## ATIVIDADES:
A. No trecho sobre a Qualicorp, que valor a empresa se comprometeu a pagar ao seu fundador?
B. Reproduza o trecho sobre a Qualicorp a partir das palavras "Última atualização em", parando logo depois de "especulado no mercado.".
C. Liste todos os nomes próprios que aparecem nos dois parágrafos do trecho sobre a Qualicorp, a partir de "O pagamento de bônus".

## TRECHO PARA LEITURA:
------
Da Redação
Publicado em 1 de outubro de 2018 às 16h19.
Última atualização em 2 de outubro de 2018 às 16h00.
O pagamento de bônus de saída para evitar que executivos embarquem na concorrência faz parte do jogo no mercado corporativo. Mas o que aconteceu na gestora de planos de saúde Qualicorp nesta segunda-feira entra em outra esfera. A empresa se comprometeu a pagar, no quarto trimestre, 150 milhões de reais a seu próprio fundador, José Seripieri Filho, conhecido como Junior, para que ele evite abandonar o barco e fundar uma companhia concorrente.
Junior é dono de 15% da companhia e, segundo a coluna de Lauro Jardim em O Globo, ameaça largar tudo. Nesta segunda-feira, a empresa anunciou o acordo para que seu fundador fique mais seis anos no negócio e não venda o equivalente a 32% de seus papéis, como era especulado no mercado.
------
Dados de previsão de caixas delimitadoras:
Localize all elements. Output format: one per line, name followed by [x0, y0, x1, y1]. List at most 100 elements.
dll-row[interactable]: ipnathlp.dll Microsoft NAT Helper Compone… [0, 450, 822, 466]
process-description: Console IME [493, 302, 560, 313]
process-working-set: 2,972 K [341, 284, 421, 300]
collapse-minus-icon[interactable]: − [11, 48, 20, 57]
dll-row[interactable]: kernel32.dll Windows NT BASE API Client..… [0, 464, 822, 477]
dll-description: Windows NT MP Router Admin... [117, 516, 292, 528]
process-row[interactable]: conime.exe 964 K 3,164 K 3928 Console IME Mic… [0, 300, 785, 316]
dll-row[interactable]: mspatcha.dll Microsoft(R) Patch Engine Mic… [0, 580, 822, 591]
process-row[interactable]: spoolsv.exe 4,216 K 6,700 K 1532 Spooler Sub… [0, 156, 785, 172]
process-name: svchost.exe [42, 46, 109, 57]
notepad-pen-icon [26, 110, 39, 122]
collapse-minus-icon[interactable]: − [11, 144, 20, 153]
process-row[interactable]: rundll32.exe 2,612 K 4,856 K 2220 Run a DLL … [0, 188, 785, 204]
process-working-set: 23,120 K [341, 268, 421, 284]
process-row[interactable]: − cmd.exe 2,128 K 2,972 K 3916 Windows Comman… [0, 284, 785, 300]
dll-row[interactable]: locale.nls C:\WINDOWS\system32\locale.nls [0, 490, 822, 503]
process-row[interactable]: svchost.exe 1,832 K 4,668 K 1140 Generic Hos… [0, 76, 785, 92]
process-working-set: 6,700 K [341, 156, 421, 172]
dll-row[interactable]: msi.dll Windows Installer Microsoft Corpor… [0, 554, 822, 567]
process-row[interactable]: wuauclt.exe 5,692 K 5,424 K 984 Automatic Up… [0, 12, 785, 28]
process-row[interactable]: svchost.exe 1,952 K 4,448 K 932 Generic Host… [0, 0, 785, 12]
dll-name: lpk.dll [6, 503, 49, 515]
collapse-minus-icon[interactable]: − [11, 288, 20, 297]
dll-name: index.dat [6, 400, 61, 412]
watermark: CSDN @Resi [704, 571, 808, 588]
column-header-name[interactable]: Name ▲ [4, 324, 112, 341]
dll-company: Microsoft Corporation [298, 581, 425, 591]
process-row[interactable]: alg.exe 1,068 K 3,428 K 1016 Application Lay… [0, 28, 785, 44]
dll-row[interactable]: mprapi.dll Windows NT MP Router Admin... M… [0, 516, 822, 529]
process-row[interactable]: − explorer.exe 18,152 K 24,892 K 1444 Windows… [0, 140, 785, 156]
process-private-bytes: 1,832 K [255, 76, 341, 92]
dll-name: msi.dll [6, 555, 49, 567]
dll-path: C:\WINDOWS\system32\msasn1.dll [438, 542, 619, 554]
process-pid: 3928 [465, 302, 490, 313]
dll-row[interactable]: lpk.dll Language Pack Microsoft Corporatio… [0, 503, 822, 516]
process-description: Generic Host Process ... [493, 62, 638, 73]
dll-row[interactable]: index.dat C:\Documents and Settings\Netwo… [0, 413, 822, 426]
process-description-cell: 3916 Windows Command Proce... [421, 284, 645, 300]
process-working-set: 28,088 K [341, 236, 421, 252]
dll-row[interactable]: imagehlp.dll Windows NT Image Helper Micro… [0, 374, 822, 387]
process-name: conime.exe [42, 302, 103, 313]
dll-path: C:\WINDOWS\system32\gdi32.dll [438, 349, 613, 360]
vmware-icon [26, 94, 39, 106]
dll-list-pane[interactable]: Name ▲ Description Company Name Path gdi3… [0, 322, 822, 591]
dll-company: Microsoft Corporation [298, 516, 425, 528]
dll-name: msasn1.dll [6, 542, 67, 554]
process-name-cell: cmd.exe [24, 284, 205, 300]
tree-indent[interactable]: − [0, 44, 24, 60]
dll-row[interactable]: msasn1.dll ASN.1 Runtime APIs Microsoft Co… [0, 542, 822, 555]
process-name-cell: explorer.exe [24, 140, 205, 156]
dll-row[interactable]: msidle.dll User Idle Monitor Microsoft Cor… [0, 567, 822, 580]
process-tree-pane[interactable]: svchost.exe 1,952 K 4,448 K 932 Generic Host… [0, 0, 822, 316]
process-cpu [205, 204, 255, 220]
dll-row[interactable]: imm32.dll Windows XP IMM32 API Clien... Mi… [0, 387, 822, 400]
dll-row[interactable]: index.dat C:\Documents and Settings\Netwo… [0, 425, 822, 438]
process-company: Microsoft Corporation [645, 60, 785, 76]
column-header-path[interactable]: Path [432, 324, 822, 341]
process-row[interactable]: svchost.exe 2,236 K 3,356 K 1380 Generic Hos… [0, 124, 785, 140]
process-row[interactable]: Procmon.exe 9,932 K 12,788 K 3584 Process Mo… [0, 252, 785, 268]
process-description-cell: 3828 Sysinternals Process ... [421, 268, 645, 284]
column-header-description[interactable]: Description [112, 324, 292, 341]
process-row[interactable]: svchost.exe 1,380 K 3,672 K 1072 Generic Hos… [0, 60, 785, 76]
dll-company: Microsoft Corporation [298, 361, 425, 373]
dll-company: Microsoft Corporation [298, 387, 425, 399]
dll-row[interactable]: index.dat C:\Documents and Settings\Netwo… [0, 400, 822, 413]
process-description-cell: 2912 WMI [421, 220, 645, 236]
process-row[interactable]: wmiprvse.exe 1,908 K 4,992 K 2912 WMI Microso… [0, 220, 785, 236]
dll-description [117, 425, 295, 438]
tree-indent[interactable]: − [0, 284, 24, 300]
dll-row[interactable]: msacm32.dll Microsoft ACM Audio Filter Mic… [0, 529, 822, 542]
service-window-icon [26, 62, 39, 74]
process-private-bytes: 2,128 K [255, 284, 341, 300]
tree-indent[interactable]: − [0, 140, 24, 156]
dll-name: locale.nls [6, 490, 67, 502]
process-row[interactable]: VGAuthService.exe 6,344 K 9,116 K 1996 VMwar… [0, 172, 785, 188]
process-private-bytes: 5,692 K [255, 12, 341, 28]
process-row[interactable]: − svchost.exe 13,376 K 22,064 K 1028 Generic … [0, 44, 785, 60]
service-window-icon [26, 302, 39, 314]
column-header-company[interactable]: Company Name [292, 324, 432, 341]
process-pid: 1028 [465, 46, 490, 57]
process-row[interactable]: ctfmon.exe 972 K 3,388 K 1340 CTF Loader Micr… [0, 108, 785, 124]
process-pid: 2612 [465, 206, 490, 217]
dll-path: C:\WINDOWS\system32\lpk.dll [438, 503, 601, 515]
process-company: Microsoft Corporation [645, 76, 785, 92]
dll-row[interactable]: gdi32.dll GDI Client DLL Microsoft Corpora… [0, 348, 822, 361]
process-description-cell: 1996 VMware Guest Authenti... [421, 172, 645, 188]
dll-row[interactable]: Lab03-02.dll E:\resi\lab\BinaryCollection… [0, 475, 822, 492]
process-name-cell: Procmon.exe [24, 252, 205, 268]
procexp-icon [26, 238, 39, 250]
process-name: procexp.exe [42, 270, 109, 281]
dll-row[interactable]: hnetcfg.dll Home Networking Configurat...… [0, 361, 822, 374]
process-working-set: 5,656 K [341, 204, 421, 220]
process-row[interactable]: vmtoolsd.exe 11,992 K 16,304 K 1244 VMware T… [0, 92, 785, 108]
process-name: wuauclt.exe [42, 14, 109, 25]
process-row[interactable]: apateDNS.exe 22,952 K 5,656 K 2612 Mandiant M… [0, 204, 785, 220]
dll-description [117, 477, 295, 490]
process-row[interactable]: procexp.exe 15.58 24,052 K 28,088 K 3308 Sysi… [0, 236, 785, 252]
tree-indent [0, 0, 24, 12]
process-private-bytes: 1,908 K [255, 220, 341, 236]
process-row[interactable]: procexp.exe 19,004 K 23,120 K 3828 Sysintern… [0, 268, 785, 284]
------
## RESPOSTAS DO EXERCÍCIO:
A. 150 milhões de reais.

B.
Última atualização em 2 de outubro de 2018 às 16h00.
O pagamento de bônus de saída para evitar que executivos embarquem na concorrência faz parte do jogo no mercado corporativo. Mas o que aconteceu na gestora de planos de saúde Qualicorp nesta segunda-feira entra em outra esfera. A empresa se comprometeu a pagar, no quarto trimestre, 150 milhões de reais a seu próprio fundador, José Seripieri Filho, conhecido como Junior, para que ele evite abandonar o barco e fundar uma companhia concorrente.
Junior é dono de 15% da companhia e, segundo a coluna de Lauro Jardim em O Globo, ameaça largar tudo. Nesta segunda-feira, a empresa anunciou o acordo para que seu fundador fique mais seis anos no negócio e não venda o equivalente a 32% de seus papéis, como era especulado no mercado.

C. Qualicorp; José Seripieri Filho; Junior; Lauro Jardim; O Globo.